▶ _PROVIDED INFORMATION_
****************

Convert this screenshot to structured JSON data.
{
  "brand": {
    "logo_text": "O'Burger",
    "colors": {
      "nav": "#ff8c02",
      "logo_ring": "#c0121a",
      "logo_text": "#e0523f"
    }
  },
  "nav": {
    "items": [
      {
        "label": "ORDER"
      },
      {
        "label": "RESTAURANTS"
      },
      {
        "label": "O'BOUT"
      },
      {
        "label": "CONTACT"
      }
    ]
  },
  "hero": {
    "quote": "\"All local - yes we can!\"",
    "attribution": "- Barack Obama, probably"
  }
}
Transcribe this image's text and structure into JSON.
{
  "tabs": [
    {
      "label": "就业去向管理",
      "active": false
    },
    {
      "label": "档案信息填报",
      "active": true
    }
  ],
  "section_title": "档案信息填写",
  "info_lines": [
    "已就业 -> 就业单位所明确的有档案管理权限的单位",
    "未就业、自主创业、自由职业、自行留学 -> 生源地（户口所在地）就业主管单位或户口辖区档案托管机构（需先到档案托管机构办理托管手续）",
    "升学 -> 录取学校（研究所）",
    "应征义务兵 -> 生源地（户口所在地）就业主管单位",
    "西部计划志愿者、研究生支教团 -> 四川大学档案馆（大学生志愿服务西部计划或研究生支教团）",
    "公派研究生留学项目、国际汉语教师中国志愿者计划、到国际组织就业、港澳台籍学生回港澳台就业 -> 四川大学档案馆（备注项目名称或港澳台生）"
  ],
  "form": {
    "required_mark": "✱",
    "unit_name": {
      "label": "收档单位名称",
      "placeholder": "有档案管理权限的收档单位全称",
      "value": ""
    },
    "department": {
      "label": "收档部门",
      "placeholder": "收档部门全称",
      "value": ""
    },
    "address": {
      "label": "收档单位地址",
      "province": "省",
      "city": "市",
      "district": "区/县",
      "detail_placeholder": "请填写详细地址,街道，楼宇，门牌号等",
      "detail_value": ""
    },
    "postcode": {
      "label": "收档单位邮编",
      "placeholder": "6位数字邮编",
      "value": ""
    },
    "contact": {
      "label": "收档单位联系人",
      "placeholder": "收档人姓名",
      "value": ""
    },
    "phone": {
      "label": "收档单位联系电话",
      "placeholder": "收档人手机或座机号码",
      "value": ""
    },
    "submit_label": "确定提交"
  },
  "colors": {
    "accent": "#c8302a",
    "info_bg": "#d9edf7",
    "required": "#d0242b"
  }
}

****************

▶ _GOAL_
Read the entries and pick out all lines that include the word "JSON".

▶ _WORKED ANSWER_
Convert this screenshot to structured JSON data.
Transcribe this image's text and structure into JSON.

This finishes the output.